Stated task:
Reproduce all lines of the listing below in which the word "color" occurs.
-- Start of Task input --
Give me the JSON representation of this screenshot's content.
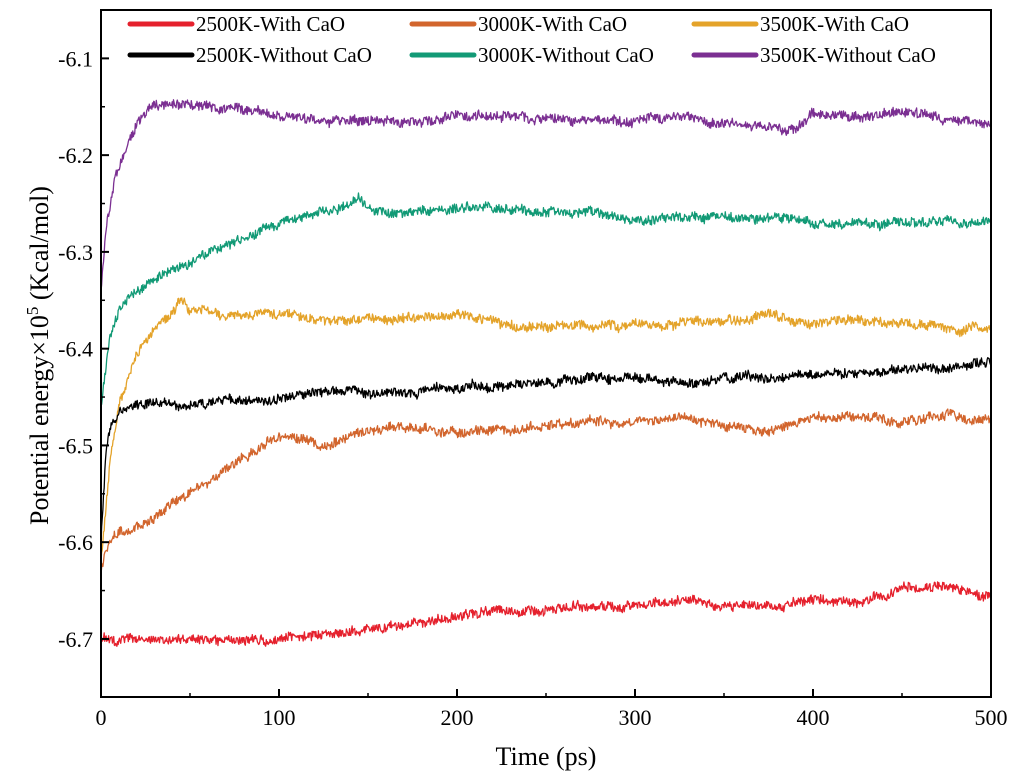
{
  "chart_data": {
    "type": "line",
    "xlabel": "Time (ps)",
    "ylabel_main": "Potential energy×10",
    "ylabel_sup": "5",
    "ylabel_unit": " (Kcal/mol)",
    "xlim": [
      0,
      500
    ],
    "ylim": [
      -6.76,
      -6.05
    ],
    "xticks": [
      0,
      100,
      200,
      300,
      400,
      500
    ],
    "yticks": [
      -6.7,
      -6.6,
      -6.5,
      -6.4,
      -6.3,
      -6.2,
      -6.1
    ],
    "legend_placement": "top",
    "series": [
      {
        "name": "2500K-With CaO",
        "color": "#e5212d",
        "x": [
          0,
          25,
          50,
          75,
          90,
          100,
          125,
          150,
          175,
          200,
          225,
          250,
          275,
          300,
          325,
          350,
          375,
          400,
          425,
          450,
          470,
          485,
          500
        ],
        "y": [
          -6.7,
          -6.7,
          -6.7,
          -6.7,
          -6.7,
          -6.7,
          -6.695,
          -6.69,
          -6.685,
          -6.675,
          -6.67,
          -6.67,
          -6.665,
          -6.665,
          -6.66,
          -6.665,
          -6.665,
          -6.66,
          -6.66,
          -6.65,
          -6.645,
          -6.65,
          -6.655
        ]
      },
      {
        "name": "3000K-With CaO",
        "color": "#d2652d",
        "x": [
          0,
          5,
          10,
          25,
          50,
          75,
          100,
          125,
          150,
          175,
          200,
          225,
          250,
          275,
          300,
          325,
          350,
          375,
          400,
          425,
          450,
          475,
          500
        ],
        "y": [
          -6.63,
          -6.6,
          -6.59,
          -6.58,
          -6.55,
          -6.52,
          -6.49,
          -6.5,
          -6.485,
          -6.48,
          -6.485,
          -6.485,
          -6.48,
          -6.475,
          -6.475,
          -6.47,
          -6.48,
          -6.485,
          -6.47,
          -6.47,
          -6.475,
          -6.47,
          -6.475
        ]
      },
      {
        "name": "3500K-With CaO",
        "color": "#e4a32a",
        "x": [
          0,
          5,
          10,
          20,
          30,
          40,
          45,
          50,
          75,
          100,
          125,
          150,
          175,
          200,
          225,
          250,
          275,
          300,
          325,
          350,
          375,
          400,
          425,
          450,
          475,
          500
        ],
        "y": [
          -6.62,
          -6.52,
          -6.46,
          -6.41,
          -6.38,
          -6.36,
          -6.345,
          -6.36,
          -6.365,
          -6.365,
          -6.37,
          -6.37,
          -6.37,
          -6.365,
          -6.375,
          -6.38,
          -6.375,
          -6.375,
          -6.375,
          -6.37,
          -6.365,
          -6.375,
          -6.37,
          -6.375,
          -6.38,
          -6.38
        ]
      },
      {
        "name": "2500K-Without CaO",
        "color": "#000000",
        "x": [
          0,
          3,
          6,
          10,
          20,
          30,
          50,
          75,
          100,
          125,
          150,
          175,
          200,
          225,
          250,
          275,
          300,
          325,
          350,
          375,
          400,
          425,
          450,
          475,
          500
        ],
        "y": [
          -6.6,
          -6.5,
          -6.48,
          -6.465,
          -6.46,
          -6.455,
          -6.46,
          -6.455,
          -6.45,
          -6.445,
          -6.445,
          -6.445,
          -6.44,
          -6.44,
          -6.435,
          -6.43,
          -6.43,
          -6.435,
          -6.43,
          -6.43,
          -6.425,
          -6.425,
          -6.42,
          -6.42,
          -6.415
        ]
      },
      {
        "name": "3000K-Without CaO",
        "color": "#129a76",
        "x": [
          0,
          5,
          10,
          20,
          30,
          50,
          75,
          100,
          125,
          145,
          150,
          175,
          200,
          225,
          250,
          275,
          300,
          325,
          350,
          375,
          400,
          425,
          450,
          475,
          500
        ],
        "y": [
          -6.46,
          -6.39,
          -6.36,
          -6.34,
          -6.33,
          -6.31,
          -6.29,
          -6.27,
          -6.26,
          -6.245,
          -6.255,
          -6.26,
          -6.255,
          -6.255,
          -6.26,
          -6.26,
          -6.265,
          -6.265,
          -6.265,
          -6.265,
          -6.27,
          -6.27,
          -6.27,
          -6.27,
          -6.27
        ]
      },
      {
        "name": "3500K-Without CaO",
        "color": "#7b2f92",
        "x": [
          0,
          3,
          8,
          15,
          20,
          25,
          30,
          40,
          60,
          80,
          100,
          125,
          150,
          175,
          200,
          225,
          250,
          275,
          300,
          325,
          350,
          375,
          390,
          400,
          425,
          450,
          475,
          500
        ],
        "y": [
          -6.34,
          -6.27,
          -6.22,
          -6.19,
          -6.17,
          -6.155,
          -6.145,
          -6.145,
          -6.15,
          -6.155,
          -6.16,
          -6.165,
          -6.165,
          -6.165,
          -6.16,
          -6.16,
          -6.16,
          -6.165,
          -6.165,
          -6.16,
          -6.165,
          -6.17,
          -6.175,
          -6.155,
          -6.16,
          -6.155,
          -6.165,
          -6.165
        ]
      }
    ]
  }
}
-- End of Task input --
Result:
        "color": "#e5212d",
        "color": "#d2652d",
        "color": "#e4a32a",
        "color": "#000000",
        "color": "#129a76",
        "color": "#7b2f92",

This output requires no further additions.